* [Stored data]
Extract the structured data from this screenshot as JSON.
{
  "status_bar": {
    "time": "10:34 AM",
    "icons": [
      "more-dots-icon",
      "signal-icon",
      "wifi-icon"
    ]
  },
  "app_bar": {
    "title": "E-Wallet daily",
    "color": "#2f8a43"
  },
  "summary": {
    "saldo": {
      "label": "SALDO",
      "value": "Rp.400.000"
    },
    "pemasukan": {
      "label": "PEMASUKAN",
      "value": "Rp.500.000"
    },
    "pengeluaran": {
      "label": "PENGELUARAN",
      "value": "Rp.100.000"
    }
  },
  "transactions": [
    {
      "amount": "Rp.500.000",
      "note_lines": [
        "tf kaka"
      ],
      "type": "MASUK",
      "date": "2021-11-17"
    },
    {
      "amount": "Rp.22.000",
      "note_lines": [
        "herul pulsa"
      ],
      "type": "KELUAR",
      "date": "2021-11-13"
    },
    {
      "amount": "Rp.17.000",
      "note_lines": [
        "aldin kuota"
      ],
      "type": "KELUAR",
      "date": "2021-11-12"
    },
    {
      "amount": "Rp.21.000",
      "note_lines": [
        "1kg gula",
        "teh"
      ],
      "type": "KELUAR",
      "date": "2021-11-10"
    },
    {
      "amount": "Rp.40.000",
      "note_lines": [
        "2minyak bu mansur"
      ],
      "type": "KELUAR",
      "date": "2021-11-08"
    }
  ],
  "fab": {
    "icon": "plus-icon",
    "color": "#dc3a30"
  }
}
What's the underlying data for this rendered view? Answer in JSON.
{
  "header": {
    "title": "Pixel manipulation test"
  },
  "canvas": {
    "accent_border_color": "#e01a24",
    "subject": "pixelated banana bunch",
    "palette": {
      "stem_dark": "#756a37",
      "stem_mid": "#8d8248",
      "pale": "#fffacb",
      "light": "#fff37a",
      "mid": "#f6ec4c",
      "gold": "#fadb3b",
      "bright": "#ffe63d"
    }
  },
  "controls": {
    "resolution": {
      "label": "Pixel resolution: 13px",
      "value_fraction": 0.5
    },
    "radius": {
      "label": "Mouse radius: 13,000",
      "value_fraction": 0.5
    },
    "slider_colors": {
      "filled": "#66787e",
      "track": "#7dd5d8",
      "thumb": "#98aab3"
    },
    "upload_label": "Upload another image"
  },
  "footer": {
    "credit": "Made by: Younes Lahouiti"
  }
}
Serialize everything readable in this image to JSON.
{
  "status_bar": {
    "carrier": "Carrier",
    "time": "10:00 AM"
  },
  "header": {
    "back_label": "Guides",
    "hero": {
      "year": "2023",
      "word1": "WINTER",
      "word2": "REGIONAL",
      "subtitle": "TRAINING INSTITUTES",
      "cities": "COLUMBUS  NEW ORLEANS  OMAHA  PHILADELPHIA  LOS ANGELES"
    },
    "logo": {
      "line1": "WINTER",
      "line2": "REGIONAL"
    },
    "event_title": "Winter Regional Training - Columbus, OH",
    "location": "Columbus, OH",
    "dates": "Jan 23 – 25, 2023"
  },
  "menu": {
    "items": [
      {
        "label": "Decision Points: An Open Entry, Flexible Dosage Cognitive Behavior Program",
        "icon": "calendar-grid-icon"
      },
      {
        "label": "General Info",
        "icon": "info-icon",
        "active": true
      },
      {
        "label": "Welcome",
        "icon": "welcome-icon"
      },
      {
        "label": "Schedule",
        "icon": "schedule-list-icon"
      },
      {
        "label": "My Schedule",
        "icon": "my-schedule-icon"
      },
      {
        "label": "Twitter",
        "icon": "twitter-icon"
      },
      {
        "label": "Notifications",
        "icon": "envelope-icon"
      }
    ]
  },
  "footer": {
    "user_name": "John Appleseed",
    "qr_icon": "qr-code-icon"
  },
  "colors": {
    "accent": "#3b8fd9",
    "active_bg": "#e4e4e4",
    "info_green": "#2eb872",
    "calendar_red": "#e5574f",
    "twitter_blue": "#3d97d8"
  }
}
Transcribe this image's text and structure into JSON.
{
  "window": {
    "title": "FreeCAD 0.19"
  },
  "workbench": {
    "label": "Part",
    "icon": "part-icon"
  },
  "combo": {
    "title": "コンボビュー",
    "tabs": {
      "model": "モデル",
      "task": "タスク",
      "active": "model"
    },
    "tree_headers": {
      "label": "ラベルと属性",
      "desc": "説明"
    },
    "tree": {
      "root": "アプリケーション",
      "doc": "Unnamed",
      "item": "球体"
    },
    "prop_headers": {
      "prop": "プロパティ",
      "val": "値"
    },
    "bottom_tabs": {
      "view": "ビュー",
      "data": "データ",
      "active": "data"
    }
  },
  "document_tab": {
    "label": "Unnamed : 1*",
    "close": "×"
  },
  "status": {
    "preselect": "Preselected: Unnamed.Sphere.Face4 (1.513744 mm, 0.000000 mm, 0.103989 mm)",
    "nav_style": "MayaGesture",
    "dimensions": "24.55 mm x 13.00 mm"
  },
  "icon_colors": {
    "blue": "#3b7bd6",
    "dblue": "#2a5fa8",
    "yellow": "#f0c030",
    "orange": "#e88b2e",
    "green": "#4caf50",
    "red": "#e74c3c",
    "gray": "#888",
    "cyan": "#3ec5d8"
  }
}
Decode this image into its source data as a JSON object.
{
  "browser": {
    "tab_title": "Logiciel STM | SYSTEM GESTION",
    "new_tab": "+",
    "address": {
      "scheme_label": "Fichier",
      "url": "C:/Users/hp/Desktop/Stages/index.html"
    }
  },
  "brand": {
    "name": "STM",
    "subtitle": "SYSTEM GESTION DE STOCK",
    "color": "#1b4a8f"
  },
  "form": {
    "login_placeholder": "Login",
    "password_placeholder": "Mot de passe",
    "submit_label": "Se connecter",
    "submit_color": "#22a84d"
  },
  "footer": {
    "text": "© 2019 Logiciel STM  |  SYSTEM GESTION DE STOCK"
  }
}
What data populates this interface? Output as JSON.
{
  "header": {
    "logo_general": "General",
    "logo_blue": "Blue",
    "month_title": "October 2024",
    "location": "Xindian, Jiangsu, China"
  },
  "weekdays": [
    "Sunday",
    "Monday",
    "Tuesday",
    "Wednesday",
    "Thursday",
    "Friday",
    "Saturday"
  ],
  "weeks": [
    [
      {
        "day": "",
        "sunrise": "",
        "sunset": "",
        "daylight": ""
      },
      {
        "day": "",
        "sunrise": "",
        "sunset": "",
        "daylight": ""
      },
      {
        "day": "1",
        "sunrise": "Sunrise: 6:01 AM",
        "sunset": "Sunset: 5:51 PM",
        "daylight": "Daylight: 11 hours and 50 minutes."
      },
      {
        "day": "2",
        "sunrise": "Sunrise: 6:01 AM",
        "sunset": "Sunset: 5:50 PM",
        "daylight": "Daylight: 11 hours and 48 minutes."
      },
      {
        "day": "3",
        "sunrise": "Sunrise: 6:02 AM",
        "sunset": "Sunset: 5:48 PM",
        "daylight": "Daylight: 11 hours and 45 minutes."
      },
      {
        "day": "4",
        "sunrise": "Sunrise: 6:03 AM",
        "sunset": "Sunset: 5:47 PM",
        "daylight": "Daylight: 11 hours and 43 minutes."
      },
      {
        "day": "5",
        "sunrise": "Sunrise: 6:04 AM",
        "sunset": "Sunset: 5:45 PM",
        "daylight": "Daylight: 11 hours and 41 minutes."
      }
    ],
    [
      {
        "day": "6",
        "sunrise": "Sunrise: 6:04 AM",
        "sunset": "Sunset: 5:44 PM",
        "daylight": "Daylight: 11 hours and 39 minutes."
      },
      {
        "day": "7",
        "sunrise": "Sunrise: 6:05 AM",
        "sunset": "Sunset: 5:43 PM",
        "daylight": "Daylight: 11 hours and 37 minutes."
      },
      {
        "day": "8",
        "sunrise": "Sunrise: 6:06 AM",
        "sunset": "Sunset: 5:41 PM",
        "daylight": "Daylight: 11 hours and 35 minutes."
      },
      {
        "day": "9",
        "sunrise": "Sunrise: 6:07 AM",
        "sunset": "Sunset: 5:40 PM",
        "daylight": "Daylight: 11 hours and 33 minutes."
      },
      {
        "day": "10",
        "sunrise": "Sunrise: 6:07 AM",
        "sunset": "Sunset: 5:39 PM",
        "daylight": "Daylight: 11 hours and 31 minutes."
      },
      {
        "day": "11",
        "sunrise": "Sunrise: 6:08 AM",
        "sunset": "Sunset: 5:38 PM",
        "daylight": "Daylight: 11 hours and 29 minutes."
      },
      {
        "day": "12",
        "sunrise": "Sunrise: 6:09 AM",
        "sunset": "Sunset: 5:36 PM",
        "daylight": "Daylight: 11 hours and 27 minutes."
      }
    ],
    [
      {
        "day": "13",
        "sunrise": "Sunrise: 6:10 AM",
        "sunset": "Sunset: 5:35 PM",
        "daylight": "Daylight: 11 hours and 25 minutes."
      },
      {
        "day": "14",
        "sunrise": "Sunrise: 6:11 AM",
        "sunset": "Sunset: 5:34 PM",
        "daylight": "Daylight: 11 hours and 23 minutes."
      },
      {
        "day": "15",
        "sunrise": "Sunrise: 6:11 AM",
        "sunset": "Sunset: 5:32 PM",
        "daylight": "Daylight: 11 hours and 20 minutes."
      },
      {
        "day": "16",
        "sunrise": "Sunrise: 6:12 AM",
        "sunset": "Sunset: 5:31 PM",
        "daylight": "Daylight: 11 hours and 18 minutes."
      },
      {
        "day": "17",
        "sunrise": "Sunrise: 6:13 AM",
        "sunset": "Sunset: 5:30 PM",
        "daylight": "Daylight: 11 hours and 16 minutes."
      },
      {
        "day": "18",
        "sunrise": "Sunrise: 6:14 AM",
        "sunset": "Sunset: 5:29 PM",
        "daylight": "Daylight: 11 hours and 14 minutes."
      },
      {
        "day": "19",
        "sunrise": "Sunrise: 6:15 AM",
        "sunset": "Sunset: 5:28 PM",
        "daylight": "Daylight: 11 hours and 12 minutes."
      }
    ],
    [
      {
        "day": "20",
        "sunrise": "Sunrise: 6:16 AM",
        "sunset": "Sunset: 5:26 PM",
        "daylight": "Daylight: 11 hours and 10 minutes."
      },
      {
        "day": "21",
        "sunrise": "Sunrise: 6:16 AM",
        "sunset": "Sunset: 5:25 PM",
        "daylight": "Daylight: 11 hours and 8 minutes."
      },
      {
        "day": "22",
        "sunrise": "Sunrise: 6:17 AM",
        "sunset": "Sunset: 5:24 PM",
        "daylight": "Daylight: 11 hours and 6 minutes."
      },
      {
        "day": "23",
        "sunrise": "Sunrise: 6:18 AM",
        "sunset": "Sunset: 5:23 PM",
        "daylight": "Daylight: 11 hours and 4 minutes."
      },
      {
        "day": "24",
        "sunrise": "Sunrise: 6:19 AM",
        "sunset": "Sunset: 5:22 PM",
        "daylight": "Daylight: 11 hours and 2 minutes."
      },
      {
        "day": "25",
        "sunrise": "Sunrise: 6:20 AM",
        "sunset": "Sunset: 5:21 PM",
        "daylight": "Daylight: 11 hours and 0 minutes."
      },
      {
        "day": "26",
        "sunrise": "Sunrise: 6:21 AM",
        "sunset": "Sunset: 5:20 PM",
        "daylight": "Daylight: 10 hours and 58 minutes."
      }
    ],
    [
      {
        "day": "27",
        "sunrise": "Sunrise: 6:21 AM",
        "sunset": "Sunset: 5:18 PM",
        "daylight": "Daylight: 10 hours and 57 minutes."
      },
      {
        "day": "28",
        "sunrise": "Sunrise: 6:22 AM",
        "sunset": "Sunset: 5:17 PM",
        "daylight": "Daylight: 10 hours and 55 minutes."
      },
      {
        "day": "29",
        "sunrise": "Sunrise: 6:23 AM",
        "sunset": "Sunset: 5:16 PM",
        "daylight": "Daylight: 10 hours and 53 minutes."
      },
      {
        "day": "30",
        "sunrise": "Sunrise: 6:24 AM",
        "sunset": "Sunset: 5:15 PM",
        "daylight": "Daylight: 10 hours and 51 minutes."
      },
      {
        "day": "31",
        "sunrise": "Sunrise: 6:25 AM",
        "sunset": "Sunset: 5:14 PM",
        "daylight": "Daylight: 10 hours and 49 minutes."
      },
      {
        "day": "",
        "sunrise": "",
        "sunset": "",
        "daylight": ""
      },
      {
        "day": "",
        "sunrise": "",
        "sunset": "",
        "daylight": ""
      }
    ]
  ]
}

* [What the task asks]
Only the number is needed: state how many lines in the listing contain "view".

* [Output]
2